(Stated problem): Locate the lines that hold the string "Watercolor". Copy every such line.

-- START Source records --

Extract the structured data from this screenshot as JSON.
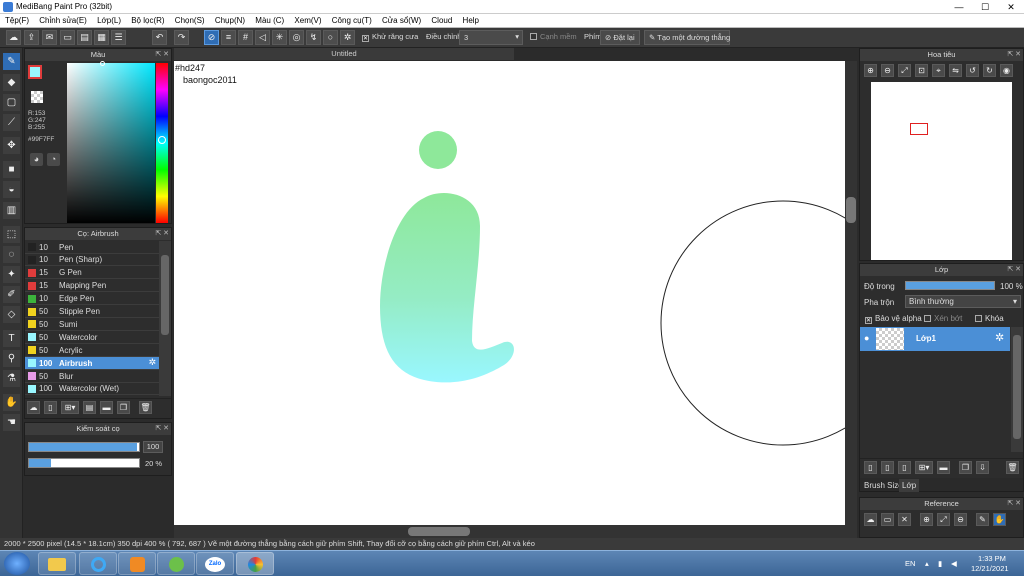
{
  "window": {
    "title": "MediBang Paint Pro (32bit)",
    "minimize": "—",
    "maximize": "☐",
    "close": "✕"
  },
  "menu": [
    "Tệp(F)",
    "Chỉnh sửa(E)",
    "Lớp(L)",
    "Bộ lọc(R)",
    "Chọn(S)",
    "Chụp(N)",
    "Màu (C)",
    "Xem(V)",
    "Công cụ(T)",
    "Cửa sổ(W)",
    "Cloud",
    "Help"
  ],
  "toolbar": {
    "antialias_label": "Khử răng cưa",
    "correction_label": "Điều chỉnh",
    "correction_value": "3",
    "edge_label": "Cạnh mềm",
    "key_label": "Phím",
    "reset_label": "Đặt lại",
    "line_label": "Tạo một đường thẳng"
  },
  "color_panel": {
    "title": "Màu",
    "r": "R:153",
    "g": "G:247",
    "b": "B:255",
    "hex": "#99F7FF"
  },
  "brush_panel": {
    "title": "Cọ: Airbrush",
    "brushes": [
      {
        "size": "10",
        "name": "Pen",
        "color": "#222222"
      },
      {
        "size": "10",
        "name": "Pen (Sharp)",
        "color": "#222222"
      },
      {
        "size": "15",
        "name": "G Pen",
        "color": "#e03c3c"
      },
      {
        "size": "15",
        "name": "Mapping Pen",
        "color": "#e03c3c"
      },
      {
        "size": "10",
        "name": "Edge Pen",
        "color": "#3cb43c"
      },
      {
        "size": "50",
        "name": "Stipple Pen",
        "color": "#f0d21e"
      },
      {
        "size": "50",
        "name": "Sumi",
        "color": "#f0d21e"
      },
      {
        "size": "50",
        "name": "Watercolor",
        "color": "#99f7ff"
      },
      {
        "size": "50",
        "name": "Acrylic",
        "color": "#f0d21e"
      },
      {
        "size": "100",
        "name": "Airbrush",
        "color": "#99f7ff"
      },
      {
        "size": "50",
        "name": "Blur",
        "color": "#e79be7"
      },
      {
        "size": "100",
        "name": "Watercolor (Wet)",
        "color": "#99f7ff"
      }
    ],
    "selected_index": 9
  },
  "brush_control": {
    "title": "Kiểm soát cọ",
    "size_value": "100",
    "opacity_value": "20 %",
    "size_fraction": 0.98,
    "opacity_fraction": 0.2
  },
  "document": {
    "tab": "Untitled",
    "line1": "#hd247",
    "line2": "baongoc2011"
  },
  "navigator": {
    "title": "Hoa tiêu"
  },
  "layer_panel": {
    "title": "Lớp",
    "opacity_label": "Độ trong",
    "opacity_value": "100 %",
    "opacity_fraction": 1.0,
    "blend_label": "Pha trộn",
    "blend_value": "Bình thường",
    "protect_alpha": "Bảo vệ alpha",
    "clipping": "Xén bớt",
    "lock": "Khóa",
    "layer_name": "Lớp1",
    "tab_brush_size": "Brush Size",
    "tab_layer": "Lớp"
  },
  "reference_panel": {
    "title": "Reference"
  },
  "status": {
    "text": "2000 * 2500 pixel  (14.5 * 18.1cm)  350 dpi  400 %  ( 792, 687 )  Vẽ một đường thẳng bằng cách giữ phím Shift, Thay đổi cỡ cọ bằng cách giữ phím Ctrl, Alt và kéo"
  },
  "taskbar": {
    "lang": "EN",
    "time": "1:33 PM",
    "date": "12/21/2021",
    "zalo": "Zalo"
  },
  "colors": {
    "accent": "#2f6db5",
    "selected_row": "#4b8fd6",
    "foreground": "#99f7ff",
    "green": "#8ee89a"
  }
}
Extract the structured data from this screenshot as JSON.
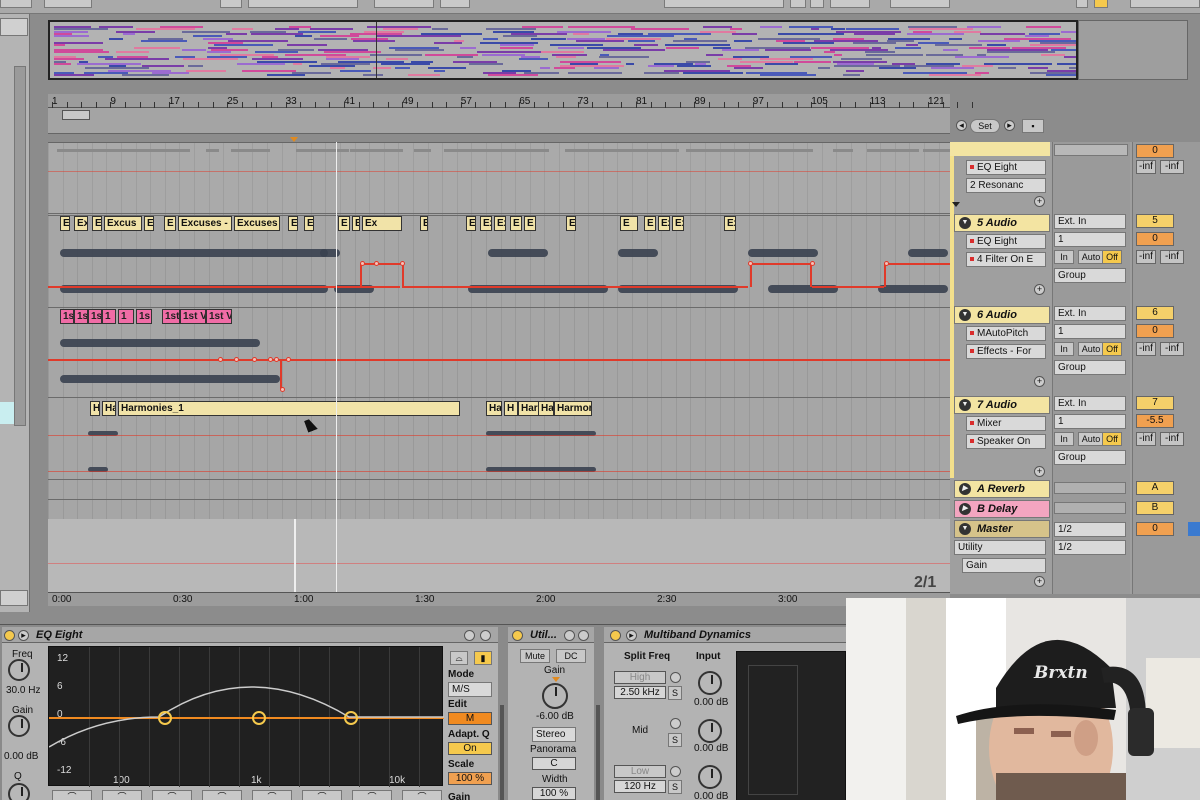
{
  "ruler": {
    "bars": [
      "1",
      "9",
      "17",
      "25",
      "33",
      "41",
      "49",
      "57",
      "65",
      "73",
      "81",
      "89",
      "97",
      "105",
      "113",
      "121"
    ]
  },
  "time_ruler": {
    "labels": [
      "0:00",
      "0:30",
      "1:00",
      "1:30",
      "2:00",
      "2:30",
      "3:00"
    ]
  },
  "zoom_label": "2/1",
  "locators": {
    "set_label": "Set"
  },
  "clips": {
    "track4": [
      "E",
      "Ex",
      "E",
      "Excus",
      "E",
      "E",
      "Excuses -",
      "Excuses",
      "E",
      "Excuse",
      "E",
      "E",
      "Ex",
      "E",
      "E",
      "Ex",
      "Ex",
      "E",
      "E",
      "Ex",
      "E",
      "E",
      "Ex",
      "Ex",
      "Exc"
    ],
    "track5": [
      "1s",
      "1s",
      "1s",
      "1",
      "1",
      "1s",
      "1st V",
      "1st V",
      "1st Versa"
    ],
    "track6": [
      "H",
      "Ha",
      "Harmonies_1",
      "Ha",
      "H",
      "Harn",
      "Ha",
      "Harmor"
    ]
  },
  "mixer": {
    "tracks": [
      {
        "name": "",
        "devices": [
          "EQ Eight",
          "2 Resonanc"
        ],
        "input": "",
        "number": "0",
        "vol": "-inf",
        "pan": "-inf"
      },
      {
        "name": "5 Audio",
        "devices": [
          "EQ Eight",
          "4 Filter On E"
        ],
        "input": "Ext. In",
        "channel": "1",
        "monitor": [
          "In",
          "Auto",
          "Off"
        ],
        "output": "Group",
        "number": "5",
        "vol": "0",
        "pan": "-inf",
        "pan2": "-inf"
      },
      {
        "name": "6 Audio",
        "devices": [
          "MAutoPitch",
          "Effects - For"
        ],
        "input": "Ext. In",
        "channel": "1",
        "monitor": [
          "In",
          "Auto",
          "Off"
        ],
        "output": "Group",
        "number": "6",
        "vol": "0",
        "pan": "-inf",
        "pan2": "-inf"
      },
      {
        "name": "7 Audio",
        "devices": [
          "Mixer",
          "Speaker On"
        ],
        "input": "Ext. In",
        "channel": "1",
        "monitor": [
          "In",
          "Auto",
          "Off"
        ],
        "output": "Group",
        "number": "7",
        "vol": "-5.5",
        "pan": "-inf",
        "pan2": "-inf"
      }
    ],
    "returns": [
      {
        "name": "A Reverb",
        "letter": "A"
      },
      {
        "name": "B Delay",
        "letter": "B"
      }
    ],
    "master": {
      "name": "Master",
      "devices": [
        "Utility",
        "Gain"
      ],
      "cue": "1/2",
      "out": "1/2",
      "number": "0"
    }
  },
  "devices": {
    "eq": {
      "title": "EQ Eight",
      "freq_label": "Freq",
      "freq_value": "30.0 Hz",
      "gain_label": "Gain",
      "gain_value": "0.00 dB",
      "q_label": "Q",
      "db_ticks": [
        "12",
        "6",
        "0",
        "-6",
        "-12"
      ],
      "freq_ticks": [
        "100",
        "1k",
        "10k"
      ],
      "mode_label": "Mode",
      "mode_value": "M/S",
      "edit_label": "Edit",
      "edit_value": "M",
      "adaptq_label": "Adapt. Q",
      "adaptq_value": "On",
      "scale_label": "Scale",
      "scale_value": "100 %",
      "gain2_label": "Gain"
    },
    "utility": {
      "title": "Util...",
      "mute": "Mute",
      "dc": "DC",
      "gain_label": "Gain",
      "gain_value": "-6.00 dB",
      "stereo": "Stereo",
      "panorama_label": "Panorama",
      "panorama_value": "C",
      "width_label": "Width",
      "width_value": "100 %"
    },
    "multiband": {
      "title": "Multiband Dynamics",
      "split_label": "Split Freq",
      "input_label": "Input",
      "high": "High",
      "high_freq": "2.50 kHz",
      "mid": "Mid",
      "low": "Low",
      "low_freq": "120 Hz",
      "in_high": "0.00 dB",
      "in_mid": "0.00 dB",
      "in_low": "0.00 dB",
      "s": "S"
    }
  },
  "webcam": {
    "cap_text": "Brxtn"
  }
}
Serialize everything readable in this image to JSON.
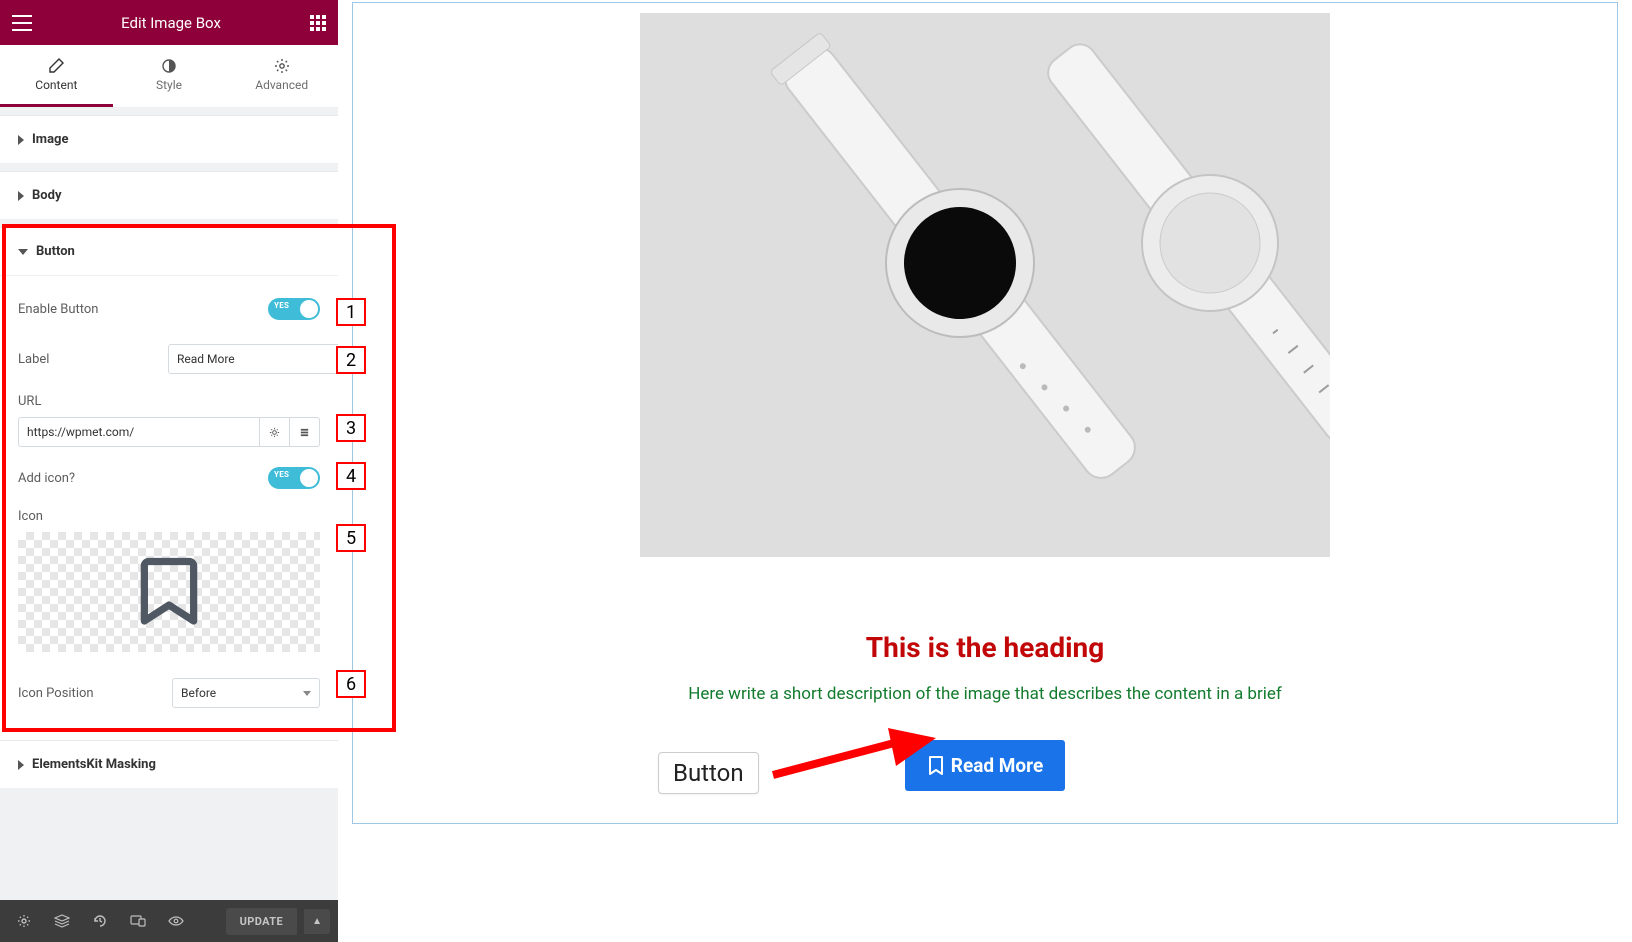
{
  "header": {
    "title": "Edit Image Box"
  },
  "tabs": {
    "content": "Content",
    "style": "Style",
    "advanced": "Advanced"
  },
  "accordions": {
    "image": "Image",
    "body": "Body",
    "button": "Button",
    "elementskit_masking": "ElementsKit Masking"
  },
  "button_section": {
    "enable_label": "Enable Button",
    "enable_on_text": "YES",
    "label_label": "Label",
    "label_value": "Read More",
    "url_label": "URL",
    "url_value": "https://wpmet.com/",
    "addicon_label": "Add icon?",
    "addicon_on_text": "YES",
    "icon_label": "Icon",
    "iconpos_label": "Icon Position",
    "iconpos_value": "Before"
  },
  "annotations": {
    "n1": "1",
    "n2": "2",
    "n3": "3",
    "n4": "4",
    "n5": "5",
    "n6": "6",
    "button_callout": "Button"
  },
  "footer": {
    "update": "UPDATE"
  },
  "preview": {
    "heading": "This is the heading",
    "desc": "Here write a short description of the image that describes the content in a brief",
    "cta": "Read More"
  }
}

-- END Source records --

(Response):
        "name": "Watercolor",
        "name": "Watercolor (Wet)",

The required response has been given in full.